Problem description => Drop every picture, then transcribe the remaining data exactly.

Data listing =>
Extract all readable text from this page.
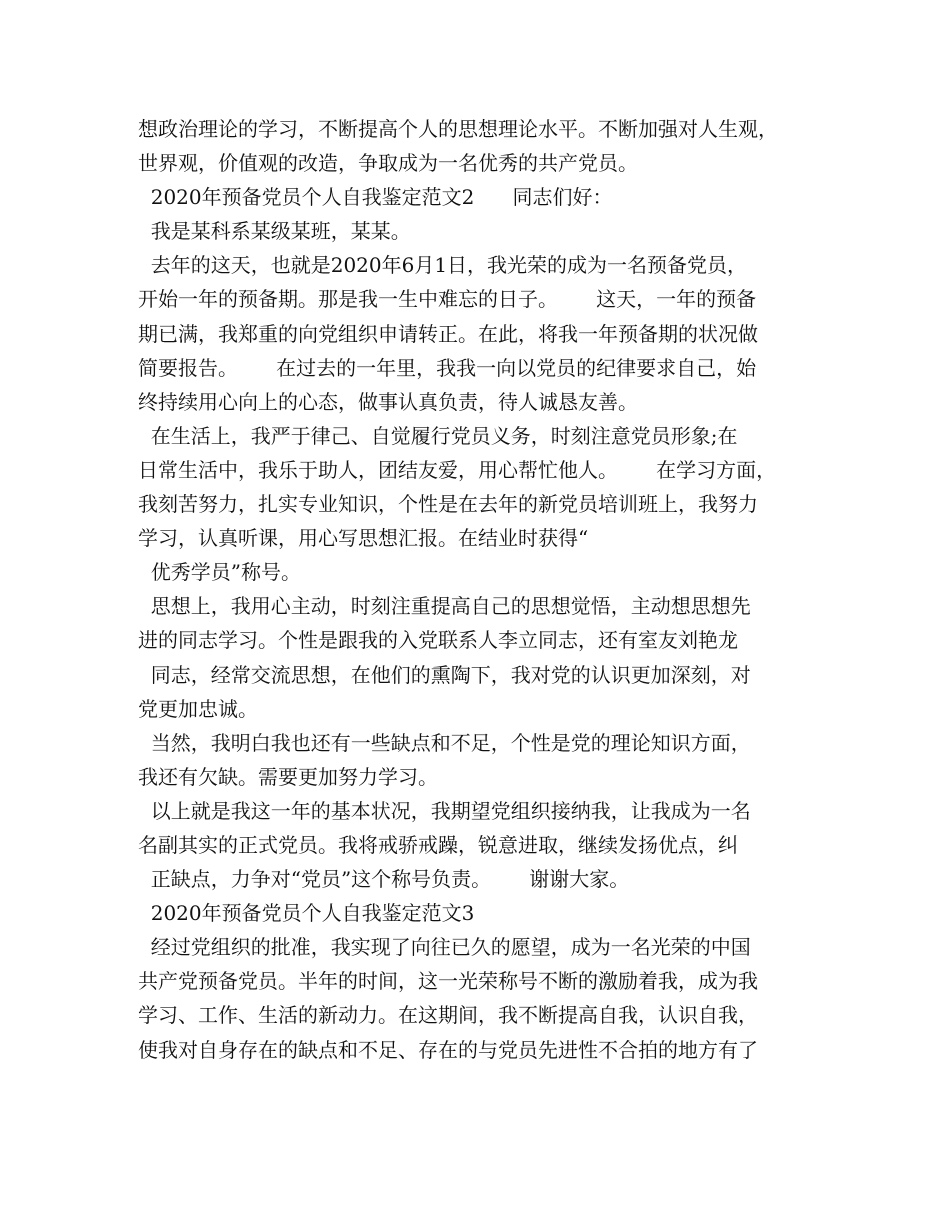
想政治理论的学习，不断提高个人的思想理论水平。不断加强对人生观，
世界观，价值观的改造，争取成为一名优秀的共产党员。
2020年预备党员个人自我鉴定范文2      同志们好：
我是某科系某级某班，某某。
去年的这天，也就是2020年6月1日，我光荣的成为一名预备党员，
开始一年的预备期。那是我一生中难忘的日子。      这天，一年的预备
期已满，我郑重的向党组织申请转正。在此，将我一年预备期的状况做
简要报告。      在过去的一年里，我我一向以党员的纪律要求自己，始
终持续用心向上的心态，做事认真负责，待人诚恳友善。
在生活上，我严于律己、自觉履行党员义务，时刻注意党员形象;在
日常生活中，我乐于助人，团结友爱，用心帮忙他人。      在学习方面，
我刻苦努力，扎实专业知识，个性是在去年的新党员培训班上，我努力
学习，认真听课，用心写思想汇报。在结业时获得“
优秀学员”称号。
思想上，我用心主动，时刻注重提高自己的思想觉悟，主动想思想先
进的同志学习。个性是跟我的入党联系人李立同志，还有室友刘艳龙
同志，经常交流思想，在他们的熏陶下，我对党的认识更加深刻，对
党更加忠诚。
当然，我明白我也还有一些缺点和不足，个性是党的理论知识方面，
我还有欠缺。需要更加努力学习。
以上就是我这一年的基本状况，我期望党组织接纳我，让我成为一名
名副其实的正式党员。我将戒骄戒躁，锐意进取，继续发扬优点，纠
正缺点，力争对“党员”这个称号负责。      谢谢大家。
2020年预备党员个人自我鉴定范文3
经过党组织的批准，我实现了向往已久的愿望，成为一名光荣的中国
共产党预备党员。半年的时间，这一光荣称号不断的激励着我，成为我
学习、工作、生活的新动力。在这期间，我不断提高自我，认识自我，
使我对自身存在的缺点和不足、存在的与党员先进性不合拍的地方有了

Expected answer =>
Extract all readable text from this page.
想政治理论的学习，不断提高个人的思想理论水平。不断加强对人生观，
世界观，价值观的改造，争取成为一名优秀的共产党员。
2020年预备党员个人自我鉴定范文2      同志们好：
我是某科系某级某班，某某。
去年的这天，也就是2020年6月1日，我光荣的成为一名预备党员，
开始一年的预备期。那是我一生中难忘的日子。      这天，一年的预备
期已满，我郑重的向党组织申请转正。在此，将我一年预备期的状况做
简要报告。      在过去的一年里，我我一向以党员的纪律要求自己，始
终持续用心向上的心态，做事认真负责，待人诚恳友善。
在生活上，我严于律己、自觉履行党员义务，时刻注意党员形象;在
日常生活中，我乐于助人，团结友爱，用心帮忙他人。      在学习方面，
我刻苦努力，扎实专业知识，个性是在去年的新党员培训班上，我努力
学习，认真听课，用心写思想汇报。在结业时获得“
优秀学员”称号。
思想上，我用心主动，时刻注重提高自己的思想觉悟，主动想思想先
进的同志学习。个性是跟我的入党联系人李立同志，还有室友刘艳龙
同志，经常交流思想，在他们的熏陶下，我对党的认识更加深刻，对
党更加忠诚。
当然，我明白我也还有一些缺点和不足，个性是党的理论知识方面，
我还有欠缺。需要更加努力学习。
以上就是我这一年的基本状况，我期望党组织接纳我，让我成为一名
名副其实的正式党员。我将戒骄戒躁，锐意进取，继续发扬优点，纠
正缺点，力争对“党员”这个称号负责。      谢谢大家。
2020年预备党员个人自我鉴定范文3
经过党组织的批准，我实现了向往已久的愿望，成为一名光荣的中国
共产党预备党员。半年的时间，这一光荣称号不断的激励着我，成为我
学习、工作、生活的新动力。在这期间，我不断提高自我，认识自我，
使我对自身存在的缺点和不足、存在的与党员先进性不合拍的地方有了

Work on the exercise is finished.